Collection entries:
##############################

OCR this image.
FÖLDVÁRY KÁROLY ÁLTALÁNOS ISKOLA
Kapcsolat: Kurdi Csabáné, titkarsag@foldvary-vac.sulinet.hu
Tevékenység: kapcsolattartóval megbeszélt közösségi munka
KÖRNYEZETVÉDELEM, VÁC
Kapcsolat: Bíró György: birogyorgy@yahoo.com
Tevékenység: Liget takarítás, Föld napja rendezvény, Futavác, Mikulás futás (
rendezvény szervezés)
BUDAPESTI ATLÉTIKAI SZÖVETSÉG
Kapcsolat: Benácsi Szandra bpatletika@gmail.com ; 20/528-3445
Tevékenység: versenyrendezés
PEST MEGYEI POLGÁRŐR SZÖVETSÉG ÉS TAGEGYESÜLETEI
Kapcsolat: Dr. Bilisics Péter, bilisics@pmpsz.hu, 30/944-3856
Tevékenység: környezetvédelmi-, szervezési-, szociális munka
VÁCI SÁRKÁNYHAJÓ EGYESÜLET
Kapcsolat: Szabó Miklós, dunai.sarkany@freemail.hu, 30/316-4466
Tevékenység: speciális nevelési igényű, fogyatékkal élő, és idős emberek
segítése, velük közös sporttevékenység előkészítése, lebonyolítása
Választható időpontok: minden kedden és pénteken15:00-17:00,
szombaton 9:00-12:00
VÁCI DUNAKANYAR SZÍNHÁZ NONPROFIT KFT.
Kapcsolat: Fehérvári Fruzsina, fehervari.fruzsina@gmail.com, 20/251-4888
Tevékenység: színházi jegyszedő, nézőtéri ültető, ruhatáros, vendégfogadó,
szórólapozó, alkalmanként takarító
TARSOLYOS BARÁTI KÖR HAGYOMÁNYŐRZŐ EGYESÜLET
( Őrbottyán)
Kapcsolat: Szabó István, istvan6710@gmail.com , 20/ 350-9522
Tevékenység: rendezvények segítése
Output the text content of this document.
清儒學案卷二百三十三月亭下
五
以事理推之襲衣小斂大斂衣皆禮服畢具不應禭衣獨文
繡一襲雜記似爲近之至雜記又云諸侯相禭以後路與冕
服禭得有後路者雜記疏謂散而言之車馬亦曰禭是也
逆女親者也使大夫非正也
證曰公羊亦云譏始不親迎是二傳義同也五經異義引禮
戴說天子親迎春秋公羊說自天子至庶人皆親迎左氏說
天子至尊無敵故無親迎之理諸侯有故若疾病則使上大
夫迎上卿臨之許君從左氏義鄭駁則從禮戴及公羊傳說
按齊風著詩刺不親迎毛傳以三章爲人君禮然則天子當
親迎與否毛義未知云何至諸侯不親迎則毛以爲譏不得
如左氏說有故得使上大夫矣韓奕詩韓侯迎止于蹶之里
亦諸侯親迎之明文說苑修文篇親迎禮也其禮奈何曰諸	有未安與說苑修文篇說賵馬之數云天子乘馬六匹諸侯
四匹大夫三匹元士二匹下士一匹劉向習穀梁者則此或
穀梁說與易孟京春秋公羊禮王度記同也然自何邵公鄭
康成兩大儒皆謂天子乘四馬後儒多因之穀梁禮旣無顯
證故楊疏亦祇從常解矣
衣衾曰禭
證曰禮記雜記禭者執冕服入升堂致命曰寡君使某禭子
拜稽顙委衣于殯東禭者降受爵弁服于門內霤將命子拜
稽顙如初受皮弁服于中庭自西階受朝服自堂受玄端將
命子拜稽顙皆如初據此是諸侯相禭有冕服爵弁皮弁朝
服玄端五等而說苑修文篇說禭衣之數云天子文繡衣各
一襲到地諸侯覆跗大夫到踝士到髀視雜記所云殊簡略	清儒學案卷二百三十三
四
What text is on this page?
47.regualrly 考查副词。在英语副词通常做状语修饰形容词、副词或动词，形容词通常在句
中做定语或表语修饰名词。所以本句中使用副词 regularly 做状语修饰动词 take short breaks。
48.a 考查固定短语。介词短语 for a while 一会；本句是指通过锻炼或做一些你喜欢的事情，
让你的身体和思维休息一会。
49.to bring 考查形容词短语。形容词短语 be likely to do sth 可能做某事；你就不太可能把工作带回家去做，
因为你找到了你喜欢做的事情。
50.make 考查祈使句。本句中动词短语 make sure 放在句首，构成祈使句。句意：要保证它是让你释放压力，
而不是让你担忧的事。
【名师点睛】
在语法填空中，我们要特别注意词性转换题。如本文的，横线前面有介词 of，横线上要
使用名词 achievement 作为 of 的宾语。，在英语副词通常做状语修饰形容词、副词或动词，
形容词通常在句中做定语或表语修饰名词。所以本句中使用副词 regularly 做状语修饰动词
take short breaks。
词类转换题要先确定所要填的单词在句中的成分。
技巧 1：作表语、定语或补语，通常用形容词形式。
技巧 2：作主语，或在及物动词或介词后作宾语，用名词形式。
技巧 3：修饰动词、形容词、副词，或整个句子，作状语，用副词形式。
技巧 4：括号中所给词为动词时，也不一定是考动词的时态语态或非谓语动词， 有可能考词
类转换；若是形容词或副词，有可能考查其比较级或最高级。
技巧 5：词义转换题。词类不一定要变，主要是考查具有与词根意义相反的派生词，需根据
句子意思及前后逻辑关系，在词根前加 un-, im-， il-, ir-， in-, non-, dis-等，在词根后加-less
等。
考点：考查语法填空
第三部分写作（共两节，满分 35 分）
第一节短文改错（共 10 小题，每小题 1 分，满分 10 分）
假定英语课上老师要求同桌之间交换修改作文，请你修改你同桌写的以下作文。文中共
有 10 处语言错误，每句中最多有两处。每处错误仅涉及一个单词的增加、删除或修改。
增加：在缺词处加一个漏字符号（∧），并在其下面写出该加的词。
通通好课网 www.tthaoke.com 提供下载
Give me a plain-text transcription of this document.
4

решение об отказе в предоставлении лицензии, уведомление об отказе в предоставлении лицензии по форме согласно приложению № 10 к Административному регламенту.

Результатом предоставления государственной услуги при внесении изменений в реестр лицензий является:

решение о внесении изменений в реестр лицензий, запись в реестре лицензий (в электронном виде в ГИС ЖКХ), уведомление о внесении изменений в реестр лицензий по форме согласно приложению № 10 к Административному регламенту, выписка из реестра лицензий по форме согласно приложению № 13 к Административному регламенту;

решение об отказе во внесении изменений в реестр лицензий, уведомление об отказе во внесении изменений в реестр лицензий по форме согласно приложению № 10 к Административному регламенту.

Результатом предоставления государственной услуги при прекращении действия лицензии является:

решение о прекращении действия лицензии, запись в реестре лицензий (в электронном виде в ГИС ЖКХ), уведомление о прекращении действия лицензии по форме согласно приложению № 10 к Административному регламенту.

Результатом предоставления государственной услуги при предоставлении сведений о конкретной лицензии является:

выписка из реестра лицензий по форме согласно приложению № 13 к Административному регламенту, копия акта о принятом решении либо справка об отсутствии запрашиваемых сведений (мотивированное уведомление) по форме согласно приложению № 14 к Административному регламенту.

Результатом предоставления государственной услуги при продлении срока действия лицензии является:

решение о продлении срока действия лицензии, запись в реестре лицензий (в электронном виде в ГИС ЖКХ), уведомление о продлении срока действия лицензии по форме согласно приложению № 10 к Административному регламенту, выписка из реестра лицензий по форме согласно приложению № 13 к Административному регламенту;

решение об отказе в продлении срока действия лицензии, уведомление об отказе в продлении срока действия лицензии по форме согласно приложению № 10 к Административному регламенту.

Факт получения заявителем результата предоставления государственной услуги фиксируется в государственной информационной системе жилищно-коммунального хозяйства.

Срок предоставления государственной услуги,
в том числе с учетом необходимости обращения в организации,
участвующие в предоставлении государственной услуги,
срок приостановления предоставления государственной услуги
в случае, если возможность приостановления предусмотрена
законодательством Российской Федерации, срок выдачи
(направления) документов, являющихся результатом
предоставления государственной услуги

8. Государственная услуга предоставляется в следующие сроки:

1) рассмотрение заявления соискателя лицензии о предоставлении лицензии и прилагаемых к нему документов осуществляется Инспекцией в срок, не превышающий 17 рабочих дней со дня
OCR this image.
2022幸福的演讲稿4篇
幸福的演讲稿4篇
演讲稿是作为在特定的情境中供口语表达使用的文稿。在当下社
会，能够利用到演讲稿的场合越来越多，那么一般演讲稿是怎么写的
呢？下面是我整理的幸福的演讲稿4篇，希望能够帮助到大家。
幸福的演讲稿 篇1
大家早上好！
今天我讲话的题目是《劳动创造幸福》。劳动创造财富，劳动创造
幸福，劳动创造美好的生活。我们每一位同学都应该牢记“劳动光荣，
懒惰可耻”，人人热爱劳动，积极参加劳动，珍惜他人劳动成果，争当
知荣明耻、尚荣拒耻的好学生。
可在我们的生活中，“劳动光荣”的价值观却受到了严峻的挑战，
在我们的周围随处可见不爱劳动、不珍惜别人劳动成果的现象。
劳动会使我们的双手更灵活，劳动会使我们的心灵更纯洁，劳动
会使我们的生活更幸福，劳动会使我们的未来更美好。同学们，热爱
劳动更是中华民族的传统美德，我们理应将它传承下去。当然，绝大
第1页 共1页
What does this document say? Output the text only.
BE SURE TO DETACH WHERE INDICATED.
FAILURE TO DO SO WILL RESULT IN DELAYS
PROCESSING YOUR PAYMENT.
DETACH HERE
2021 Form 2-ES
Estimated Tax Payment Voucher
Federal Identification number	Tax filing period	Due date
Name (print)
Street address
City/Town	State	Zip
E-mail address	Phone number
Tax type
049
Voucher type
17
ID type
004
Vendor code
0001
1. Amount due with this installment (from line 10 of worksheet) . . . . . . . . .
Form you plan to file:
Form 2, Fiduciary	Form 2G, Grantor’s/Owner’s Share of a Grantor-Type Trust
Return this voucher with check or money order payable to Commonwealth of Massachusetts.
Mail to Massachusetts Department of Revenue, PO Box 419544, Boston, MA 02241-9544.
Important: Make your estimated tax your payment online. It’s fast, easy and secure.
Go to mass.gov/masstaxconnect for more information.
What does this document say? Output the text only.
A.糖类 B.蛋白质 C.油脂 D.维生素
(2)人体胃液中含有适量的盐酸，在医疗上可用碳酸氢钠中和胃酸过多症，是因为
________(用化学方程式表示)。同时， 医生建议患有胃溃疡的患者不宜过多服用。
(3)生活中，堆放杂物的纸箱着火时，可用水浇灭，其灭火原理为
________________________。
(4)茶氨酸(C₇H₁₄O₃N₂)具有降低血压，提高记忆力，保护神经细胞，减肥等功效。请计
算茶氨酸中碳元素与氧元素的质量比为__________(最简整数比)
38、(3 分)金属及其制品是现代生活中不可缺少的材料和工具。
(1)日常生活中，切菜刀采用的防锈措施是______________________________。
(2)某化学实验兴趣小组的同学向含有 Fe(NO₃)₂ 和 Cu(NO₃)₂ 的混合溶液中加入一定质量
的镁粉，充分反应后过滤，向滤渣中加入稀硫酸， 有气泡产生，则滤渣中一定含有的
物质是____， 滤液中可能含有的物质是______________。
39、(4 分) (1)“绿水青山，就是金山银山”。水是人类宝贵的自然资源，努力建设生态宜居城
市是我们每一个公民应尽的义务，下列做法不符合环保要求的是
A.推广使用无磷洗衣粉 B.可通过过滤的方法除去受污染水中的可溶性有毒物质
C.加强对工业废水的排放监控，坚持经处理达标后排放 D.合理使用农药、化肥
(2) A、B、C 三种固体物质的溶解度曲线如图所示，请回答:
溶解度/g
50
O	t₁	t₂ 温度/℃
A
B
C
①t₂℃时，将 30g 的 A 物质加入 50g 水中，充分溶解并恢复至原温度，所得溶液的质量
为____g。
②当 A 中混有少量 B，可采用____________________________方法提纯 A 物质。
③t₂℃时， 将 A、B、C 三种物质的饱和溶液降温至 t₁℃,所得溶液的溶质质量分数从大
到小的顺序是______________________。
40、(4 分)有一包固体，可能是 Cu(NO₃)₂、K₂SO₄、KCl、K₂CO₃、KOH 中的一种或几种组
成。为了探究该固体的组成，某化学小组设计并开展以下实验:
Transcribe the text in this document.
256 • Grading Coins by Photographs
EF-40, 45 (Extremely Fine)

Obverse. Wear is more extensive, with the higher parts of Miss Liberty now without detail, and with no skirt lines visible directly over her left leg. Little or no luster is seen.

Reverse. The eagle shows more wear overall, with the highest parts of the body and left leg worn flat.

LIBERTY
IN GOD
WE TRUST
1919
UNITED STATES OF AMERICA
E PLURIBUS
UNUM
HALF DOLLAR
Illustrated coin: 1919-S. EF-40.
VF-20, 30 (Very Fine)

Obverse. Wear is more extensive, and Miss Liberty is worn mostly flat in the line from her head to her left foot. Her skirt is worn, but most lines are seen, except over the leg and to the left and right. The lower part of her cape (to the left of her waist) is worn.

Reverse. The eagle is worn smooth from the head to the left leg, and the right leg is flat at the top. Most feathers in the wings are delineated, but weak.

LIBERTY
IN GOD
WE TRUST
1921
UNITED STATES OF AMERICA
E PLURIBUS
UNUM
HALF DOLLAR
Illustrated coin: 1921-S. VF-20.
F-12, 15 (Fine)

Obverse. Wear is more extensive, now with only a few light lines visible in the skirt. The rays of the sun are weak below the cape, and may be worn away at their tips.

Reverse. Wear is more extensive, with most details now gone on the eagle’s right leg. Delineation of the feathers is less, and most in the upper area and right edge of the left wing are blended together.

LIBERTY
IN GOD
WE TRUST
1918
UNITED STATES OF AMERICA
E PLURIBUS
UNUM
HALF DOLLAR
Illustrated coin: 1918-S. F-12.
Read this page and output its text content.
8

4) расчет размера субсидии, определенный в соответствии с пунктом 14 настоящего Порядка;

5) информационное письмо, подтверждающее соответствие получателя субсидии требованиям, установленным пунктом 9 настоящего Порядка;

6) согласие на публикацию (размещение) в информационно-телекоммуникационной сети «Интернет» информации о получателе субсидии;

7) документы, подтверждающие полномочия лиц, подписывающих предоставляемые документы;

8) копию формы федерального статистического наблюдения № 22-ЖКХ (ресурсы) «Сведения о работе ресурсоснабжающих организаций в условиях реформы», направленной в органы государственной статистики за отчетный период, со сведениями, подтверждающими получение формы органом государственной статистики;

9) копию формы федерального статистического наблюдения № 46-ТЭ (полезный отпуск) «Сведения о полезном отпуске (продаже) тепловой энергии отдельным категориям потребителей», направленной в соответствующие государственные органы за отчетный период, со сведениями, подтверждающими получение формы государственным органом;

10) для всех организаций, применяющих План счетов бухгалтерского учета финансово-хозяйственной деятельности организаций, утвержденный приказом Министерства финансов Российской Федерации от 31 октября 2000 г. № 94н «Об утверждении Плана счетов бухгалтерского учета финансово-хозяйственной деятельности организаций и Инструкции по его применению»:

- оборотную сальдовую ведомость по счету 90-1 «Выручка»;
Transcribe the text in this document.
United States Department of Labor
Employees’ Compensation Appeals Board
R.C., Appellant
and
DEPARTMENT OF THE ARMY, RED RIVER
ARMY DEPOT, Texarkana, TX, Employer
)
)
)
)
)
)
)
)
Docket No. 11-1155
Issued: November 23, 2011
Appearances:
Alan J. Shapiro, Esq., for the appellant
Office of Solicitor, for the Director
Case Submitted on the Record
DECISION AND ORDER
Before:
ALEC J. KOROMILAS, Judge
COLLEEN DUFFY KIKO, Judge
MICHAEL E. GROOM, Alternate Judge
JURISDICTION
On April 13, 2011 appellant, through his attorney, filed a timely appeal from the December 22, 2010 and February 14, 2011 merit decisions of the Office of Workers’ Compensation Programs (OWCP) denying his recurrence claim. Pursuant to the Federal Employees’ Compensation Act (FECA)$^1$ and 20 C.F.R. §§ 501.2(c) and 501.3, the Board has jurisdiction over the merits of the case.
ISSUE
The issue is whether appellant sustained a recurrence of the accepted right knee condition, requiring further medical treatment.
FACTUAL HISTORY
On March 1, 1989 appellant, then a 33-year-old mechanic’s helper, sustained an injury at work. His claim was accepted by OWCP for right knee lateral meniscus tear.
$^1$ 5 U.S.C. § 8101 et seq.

##############################

**Exercise requirements:**
The required output is the number of lines containing the word "настоящего", and nothing besides.

**Response to this task:**
2